-- Begin Reading text --
A workstation is a machine, where Knife configures and sends instructions to a node. Knife is used to manage nodes, cookbooks and recipes, roles, and environments. A commercial Knife version can be used to search index data on the server.

For a production environment, workstation authentication is managed by RSA or a DSA key pair. Authentication ensures that a workstation is properly registered with the server.

Moreover, Chef-repo is maintained on the workstation and it is distributed in chef-clients from the workstation. Once the distribution is done, chef-client executes the recipes and installs everything on the system.

Cookbooks

Cookbooks are a collection of recipes. Each cookbook defines the policy and scenario to install and configure any particular machine. For instance, installing PostgreSQL needs libpq-dev and other packages. It contains all the components that need to be installed on the system.

Additional configurations can be set up using cookbooks:

  • Attributes to set on nodes

  • Definitions of resources

  • Dependency control

  • File distributions

  • Libraries to help Chef-Solo to extend Ruby code, for example, Berkshelf, Librarian-Chef

  • Templates

  • Custom resources and providers

  • Roles

  • Metadata of recipes

  • Versions

Cookbooks are written in Ruby code. It's good to have knowledge about Ruby, but it's not mandatory. The Ruby code used in cookbooks is very simple and self-explanatory. While using cookbooks, you do not need to maintain the documentation of the server setup.

The sole purpose of a cookbook is to give a reasonable set of resources to a chef-client for the infrastructure automation.

Recipes

Recipes are the fundamental configuration elements in cookbooks. A recipe contains a set of commands that needs to be executed step by step. A recipe can include additional recipes within a recipe.
-- End Reading text --
-- Begin Raw data --
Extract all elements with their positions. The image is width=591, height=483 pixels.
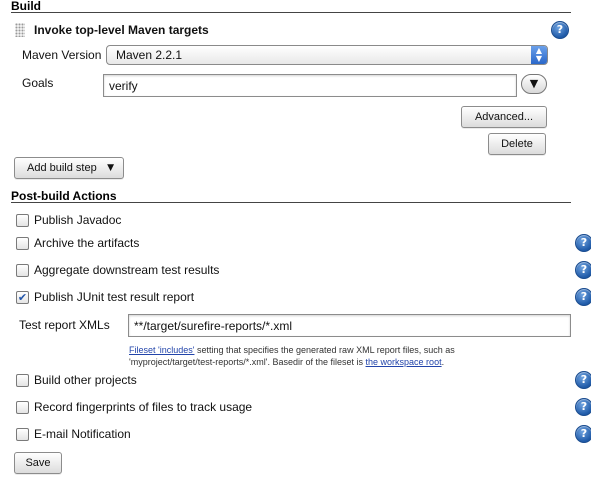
archive-artifacts-label: Archive the artifacts <box>34 236 140 250</box>
add-build-step-button[interactable]: Add build step ▼ <box>14 157 124 179</box>
post-build-section-title: Post-build Actions <box>11 189 117 203</box>
drag-handle-icon[interactable] <box>15 23 25 37</box>
test-report-help-note: Fileset 'includes' setting that specifie… <box>129 344 569 368</box>
goals-input[interactable]: verify <box>103 74 517 97</box>
goals-label: Goals <box>22 76 54 90</box>
help-icon[interactable]: ? <box>575 288 591 306</box>
fileset-includes-link[interactable]: Fileset 'includes' <box>129 345 194 355</box>
test-report-label: Test report XMLs <box>19 318 110 332</box>
build-section-divider <box>11 12 571 13</box>
test-report-input-value: **/target/surefire-reports/*.xml <box>134 319 293 333</box>
help-icon[interactable]: ? <box>575 371 591 389</box>
help-icon[interactable]: ? <box>551 21 569 39</box>
maven-version-label: Maven Version <box>22 48 102 62</box>
publish-javadoc-checkbox[interactable] <box>16 214 29 227</box>
checkmark-icon: ✔ <box>17 291 28 304</box>
post-build-section-divider <box>11 202 571 203</box>
build-step-title: Invoke top-level Maven targets <box>34 23 209 37</box>
archive-artifacts-checkbox[interactable] <box>16 237 29 250</box>
dropdown-arrow-icon: ▲ ▼ <box>531 46 547 64</box>
dropdown-arrow-icon: ▼ <box>107 163 114 173</box>
email-notification-checkbox[interactable] <box>16 428 29 441</box>
help-icon[interactable]: ? <box>575 234 591 252</box>
help-icon[interactable]: ? <box>575 398 591 416</box>
maven-version-select[interactable]: Maven 2.2.1 ▲ ▼ <box>106 45 548 65</box>
note-text-2: 'myproject/target/test-reports/*.xml'. B… <box>129 357 366 367</box>
maven-version-value: Maven 2.2.1 <box>116 48 183 62</box>
delete-button[interactable]: Delete <box>488 133 546 155</box>
publish-junit-checkbox[interactable]: ✔ <box>16 291 29 304</box>
note-text-3: . <box>441 357 445 367</box>
aggregate-results-checkbox[interactable] <box>16 264 29 277</box>
publish-javadoc-label: Publish Javadoc <box>34 213 122 227</box>
help-icon[interactable]: ? <box>575 425 591 443</box>
note-text-1: setting that specifies the generated raw… <box>194 345 455 355</box>
expand-arrow-icon[interactable]: ▼ <box>521 74 547 94</box>
advanced-button[interactable]: Advanced... <box>461 106 547 128</box>
build-other-projects-label: Build other projects <box>34 373 137 387</box>
save-button[interactable]: Save <box>14 452 62 474</box>
record-fingerprints-checkbox[interactable] <box>16 401 29 414</box>
email-notification-label: E-mail Notification <box>34 427 131 441</box>
test-report-input[interactable]: **/target/surefire-reports/*.xml <box>128 314 571 337</box>
workspace-root-link[interactable]: the workspace root <box>366 357 442 367</box>
publish-junit-label: Publish JUnit test result report <box>34 290 195 304</box>
build-other-projects-checkbox[interactable] <box>16 374 29 387</box>
add-build-step-label: Add build step <box>27 162 97 174</box>
aggregate-results-label: Aggregate downstream test results <box>34 263 220 277</box>
record-fingerprints-label: Record fingerprints of files to track us… <box>34 400 253 414</box>
help-icon[interactable]: ? <box>575 261 591 279</box>
goals-input-value: verify <box>109 79 138 93</box>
-- End Raw data --
What to work on: Using the text on Chef workstations, cookbooks and recipes, mark each statement yes or no and quote the exact words that settle it: (a) in a production environment, workstation authentication relies on an RSA or DSA key pair; (b) writing cookbooks requires knowledge of Ruby; (c) a recipe cannot include other recipes.

Answer to this exercise:
(a) Yes: "For a production environment, workstation authentication is managed by RSA or a DSA key pair."
(b) No: "It's good to have knowledge about Ruby, but it's not mandatory."
(c) No: "A recipe can include additional recipes within a recipe."